• THE PROBLEM: Each line below should be reproduced without any alteration.

• TASK INPUTS:

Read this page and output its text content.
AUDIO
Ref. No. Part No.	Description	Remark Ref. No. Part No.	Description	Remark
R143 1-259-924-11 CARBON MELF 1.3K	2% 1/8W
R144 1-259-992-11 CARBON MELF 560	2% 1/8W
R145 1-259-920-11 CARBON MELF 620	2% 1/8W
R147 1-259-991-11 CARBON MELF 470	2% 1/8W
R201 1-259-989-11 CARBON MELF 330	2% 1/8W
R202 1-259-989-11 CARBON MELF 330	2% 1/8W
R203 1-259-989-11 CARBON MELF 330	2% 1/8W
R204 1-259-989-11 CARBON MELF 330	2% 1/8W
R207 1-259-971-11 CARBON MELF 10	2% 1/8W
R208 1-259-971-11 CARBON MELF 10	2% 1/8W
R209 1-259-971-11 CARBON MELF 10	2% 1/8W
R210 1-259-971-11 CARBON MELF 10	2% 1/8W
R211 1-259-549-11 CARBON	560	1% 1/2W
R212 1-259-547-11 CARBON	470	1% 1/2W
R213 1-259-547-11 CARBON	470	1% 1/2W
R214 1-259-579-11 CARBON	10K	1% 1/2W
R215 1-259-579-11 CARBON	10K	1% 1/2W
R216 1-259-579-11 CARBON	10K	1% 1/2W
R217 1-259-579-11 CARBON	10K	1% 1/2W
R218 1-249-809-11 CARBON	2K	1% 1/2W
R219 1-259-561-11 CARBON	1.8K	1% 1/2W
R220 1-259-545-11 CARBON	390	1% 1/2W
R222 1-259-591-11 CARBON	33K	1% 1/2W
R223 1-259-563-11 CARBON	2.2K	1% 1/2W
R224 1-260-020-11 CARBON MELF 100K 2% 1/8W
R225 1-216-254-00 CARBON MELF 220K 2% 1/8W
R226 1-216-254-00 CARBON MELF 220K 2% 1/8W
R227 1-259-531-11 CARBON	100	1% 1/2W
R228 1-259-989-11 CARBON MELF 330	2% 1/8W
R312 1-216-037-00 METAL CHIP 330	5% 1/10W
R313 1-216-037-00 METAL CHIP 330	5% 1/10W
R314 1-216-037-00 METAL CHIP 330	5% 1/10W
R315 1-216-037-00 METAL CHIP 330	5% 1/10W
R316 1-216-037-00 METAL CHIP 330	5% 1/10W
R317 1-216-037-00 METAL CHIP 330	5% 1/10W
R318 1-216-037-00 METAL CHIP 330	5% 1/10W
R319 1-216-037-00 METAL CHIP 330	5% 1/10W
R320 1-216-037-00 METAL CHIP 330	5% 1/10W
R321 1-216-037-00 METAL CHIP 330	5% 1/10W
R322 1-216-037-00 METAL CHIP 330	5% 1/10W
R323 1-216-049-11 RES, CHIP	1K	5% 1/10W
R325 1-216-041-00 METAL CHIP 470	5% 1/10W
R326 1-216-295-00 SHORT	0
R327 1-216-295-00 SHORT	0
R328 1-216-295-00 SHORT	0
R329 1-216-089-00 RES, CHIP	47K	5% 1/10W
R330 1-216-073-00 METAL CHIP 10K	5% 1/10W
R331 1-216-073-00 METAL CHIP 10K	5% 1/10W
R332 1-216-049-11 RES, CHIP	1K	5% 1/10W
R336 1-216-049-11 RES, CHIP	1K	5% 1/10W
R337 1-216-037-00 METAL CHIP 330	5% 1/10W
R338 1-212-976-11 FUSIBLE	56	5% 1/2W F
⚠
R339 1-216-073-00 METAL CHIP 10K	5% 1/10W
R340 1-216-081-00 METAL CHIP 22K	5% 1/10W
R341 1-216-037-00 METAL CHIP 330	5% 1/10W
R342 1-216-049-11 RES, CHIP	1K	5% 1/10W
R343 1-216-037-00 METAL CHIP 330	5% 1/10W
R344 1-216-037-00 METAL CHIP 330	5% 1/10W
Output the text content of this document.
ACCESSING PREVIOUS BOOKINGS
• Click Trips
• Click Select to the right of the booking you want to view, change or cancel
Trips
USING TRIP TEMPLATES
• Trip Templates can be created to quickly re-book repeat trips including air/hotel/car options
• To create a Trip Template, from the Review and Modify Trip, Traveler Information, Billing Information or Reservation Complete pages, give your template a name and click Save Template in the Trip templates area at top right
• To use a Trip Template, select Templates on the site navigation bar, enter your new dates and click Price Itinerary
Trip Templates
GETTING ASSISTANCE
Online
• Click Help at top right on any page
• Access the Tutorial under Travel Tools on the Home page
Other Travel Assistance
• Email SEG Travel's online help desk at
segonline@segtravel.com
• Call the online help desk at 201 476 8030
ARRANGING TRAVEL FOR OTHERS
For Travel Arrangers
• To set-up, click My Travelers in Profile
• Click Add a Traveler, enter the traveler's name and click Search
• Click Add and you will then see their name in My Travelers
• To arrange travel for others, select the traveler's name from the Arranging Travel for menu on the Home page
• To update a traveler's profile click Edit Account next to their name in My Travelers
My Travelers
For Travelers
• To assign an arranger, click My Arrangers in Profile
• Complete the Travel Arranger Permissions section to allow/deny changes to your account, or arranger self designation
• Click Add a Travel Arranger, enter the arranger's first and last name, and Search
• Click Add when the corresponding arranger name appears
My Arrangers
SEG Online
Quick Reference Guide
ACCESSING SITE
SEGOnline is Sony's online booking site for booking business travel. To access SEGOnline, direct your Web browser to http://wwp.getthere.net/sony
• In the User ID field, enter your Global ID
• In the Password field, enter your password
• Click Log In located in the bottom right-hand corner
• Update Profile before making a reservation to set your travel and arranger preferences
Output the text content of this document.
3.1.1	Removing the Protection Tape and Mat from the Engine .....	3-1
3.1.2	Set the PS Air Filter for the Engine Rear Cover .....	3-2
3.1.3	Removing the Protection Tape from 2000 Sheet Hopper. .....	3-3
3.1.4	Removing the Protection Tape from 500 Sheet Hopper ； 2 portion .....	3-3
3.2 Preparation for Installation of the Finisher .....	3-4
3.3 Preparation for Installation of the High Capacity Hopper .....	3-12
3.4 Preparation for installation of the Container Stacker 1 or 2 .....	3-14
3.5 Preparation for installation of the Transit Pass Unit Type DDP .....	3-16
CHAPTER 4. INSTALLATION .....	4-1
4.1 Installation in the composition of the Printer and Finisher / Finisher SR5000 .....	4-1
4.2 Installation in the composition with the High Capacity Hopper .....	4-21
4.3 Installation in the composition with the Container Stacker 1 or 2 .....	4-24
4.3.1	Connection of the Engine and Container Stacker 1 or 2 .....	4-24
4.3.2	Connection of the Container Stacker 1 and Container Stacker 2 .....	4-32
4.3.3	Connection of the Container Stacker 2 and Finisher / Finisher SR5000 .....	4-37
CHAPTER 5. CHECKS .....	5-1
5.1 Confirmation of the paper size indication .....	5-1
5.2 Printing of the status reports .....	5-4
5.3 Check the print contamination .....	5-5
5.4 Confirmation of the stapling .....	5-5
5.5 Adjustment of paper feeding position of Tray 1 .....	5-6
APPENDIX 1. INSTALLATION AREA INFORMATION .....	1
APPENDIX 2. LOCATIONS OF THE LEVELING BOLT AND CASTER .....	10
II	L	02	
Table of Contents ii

• WORKED SOLUTION:
Read this page and output its text content.
AUDIO
Ref. No. Part No.	Description	Remark Ref. No. Part No.	Description	Remark
R143 1-259-924-11 CARBON MELF 1.3K	2% 1/8W
R144 1-259-992-11 CARBON MELF 560	2% 1/8W
R145 1-259-920-11 CARBON MELF 620	2% 1/8W
R147 1-259-991-11 CARBON MELF 470	2% 1/8W
R201 1-259-989-11 CARBON MELF 330	2% 1/8W
R202 1-259-989-11 CARBON MELF 330	2% 1/8W
R203 1-259-989-11 CARBON MELF 330	2% 1/8W
R204 1-259-989-11 CARBON MELF 330	2% 1/8W
R207 1-259-971-11 CARBON MELF 10	2% 1/8W
R208 1-259-971-11 CARBON MELF 10	2% 1/8W
R209 1-259-971-11 CARBON MELF 10	2% 1/8W
R210 1-259-971-11 CARBON MELF 10	2% 1/8W
R211 1-259-549-11 CARBON	560	1% 1/2W
R212 1-259-547-11 CARBON	470	1% 1/2W
R213 1-259-547-11 CARBON	470	1% 1/2W
R214 1-259-579-11 CARBON	10K	1% 1/2W
R215 1-259-579-11 CARBON	10K	1% 1/2W
R216 1-259-579-11 CARBON	10K	1% 1/2W
R217 1-259-579-11 CARBON	10K	1% 1/2W
R218 1-249-809-11 CARBON	2K	1% 1/2W
R219 1-259-561-11 CARBON	1.8K	1% 1/2W
R220 1-259-545-11 CARBON	390	1% 1/2W
R222 1-259-591-11 CARBON	33K	1% 1/2W
R223 1-259-563-11 CARBON	2.2K	1% 1/2W
R224 1-260-020-11 CARBON MELF 100K 2% 1/8W
R225 1-216-254-00 CARBON MELF 220K 2% 1/8W
R226 1-216-254-00 CARBON MELF 220K 2% 1/8W
R227 1-259-531-11 CARBON	100	1% 1/2W
R228 1-259-989-11 CARBON MELF 330	2% 1/8W
R312 1-216-037-00 METAL CHIP 330	5% 1/10W
R313 1-216-037-00 METAL CHIP 330	5% 1/10W
R314 1-216-037-00 METAL CHIP 330	5% 1/10W
R315 1-216-037-00 METAL CHIP 330	5% 1/10W
R316 1-216-037-00 METAL CHIP 330	5% 1/10W
R317 1-216-037-00 METAL CHIP 330	5% 1/10W
R318 1-216-037-00 METAL CHIP 330	5% 1/10W
R319 1-216-037-00 METAL CHIP 330	5% 1/10W
R320 1-216-037-00 METAL CHIP 330	5% 1/10W
R321 1-216-037-00 METAL CHIP 330	5% 1/10W
R322 1-216-037-00 METAL CHIP 330	5% 1/10W
R323 1-216-049-11 RES, CHIP	1K	5% 1/10W
R325 1-216-041-00 METAL CHIP 470	5% 1/10W
R326 1-216-295-00 SHORT	0
R327 1-216-295-00 SHORT	0
R328 1-216-295-00 SHORT	0
R329 1-216-089-00 RES, CHIP	47K	5% 1/10W
R330 1-216-073-00 METAL CHIP 10K	5% 1/10W
R331 1-216-073-00 METAL CHIP 10K	5% 1/10W
R332 1-216-049-11 RES, CHIP	1K	5% 1/10W
R336 1-216-049-11 RES, CHIP	1K	5% 1/10W
R337 1-216-037-00 METAL CHIP 330	5% 1/10W
R338 1-212-976-11 FUSIBLE	56	5% 1/2W F
⚠
R339 1-216-073-00 METAL CHIP 10K	5% 1/10W
R340 1-216-081-00 METAL CHIP 22K	5% 1/10W
R341 1-216-037-00 METAL CHIP 330	5% 1/10W
R342 1-216-049-11 RES, CHIP	1K	5% 1/10W
R343 1-216-037-00 METAL CHIP 330	5% 1/10W
R344 1-216-037-00 METAL CHIP 330	5% 1/10W
Output the text content of this document.
ACCESSING PREVIOUS BOOKINGS
• Click Trips
• Click Select to the right of the booking you want to view, change or cancel
Trips
USING TRIP TEMPLATES
• Trip Templates can be created to quickly re-book repeat trips including air/hotel/car options
• To create a Trip Template, from the Review and Modify Trip, Traveler Information, Billing Information or Reservation Complete pages, give your template a name and click Save Template in the Trip templates area at top right
• To use a Trip Template, select Templates on the site navigation bar, enter your new dates and click Price Itinerary
Trip Templates
GETTING ASSISTANCE
Online
• Click Help at top right on any page
• Access the Tutorial under Travel Tools on the Home page
Other Travel Assistance
• Email SEG Travel's online help desk at
segonline@segtravel.com
• Call the online help desk at 201 476 8030
ARRANGING TRAVEL FOR OTHERS
For Travel Arrangers
• To set-up, click My Travelers in Profile
• Click Add a Traveler, enter the traveler's name and click Search
• Click Add and you will then see their name in My Travelers
• To arrange travel for others, select the traveler's name from the Arranging Travel for menu on the Home page
• To update a traveler's profile click Edit Account next to their name in My Travelers
My Travelers
For Travelers
• To assign an arranger, click My Arrangers in Profile
• Complete the Travel Arranger Permissions section to allow/deny changes to your account, or arranger self designation
• Click Add a Travel Arranger, enter the arranger's first and last name, and Search
• Click Add when the corresponding arranger name appears
My Arrangers
SEG Online
Quick Reference Guide
ACCESSING SITE
SEGOnline is Sony's online booking site for booking business travel. To access SEGOnline, direct your Web browser to http://wwp.getthere.net/sony
• In the User ID field, enter your Global ID
• In the Password field, enter your password
• Click Log In located in the bottom right-hand corner
• Update Profile before making a reservation to set your travel and arranger preferences
Output the text content of this document.
3.1.1	Removing the Protection Tape and Mat from the Engine .....	3-1
3.1.2	Set the PS Air Filter for the Engine Rear Cover .....	3-2
3.1.3	Removing the Protection Tape from 2000 Sheet Hopper. .....	3-3
3.1.4	Removing the Protection Tape from 500 Sheet Hopper ； 2 portion .....	3-3
3.2 Preparation for Installation of the Finisher .....	3-4
3.3 Preparation for Installation of the High Capacity Hopper .....	3-12
3.4 Preparation for installation of the Container Stacker 1 or 2 .....	3-14
3.5 Preparation for installation of the Transit Pass Unit Type DDP .....	3-16
CHAPTER 4. INSTALLATION .....	4-1
4.1 Installation in the composition of the Printer and Finisher / Finisher SR5000 .....	4-1
4.2 Installation in the composition with the High Capacity Hopper .....	4-21
4.3 Installation in the composition with the Container Stacker 1 or 2 .....	4-24
4.3.1	Connection of the Engine and Container Stacker 1 or 2 .....	4-24
4.3.2	Connection of the Container Stacker 1 and Container Stacker 2 .....	4-32
4.3.3	Connection of the Container Stacker 2 and Finisher / Finisher SR5000 .....	4-37
CHAPTER 5. CHECKS .....	5-1
5.1 Confirmation of the paper size indication .....	5-1
5.2 Printing of the status reports .....	5-4
5.3 Check the print contamination .....	5-5
5.4 Confirmation of the stapling .....	5-5
5.5 Adjustment of paper feeding position of Tray 1 .....	5-6
APPENDIX 1. INSTALLATION AREA INFORMATION .....	1
APPENDIX 2. LOCATIONS OF THE LEVELING BOLT AND CASTER .....	10
II	L	02	
Table of Contents ii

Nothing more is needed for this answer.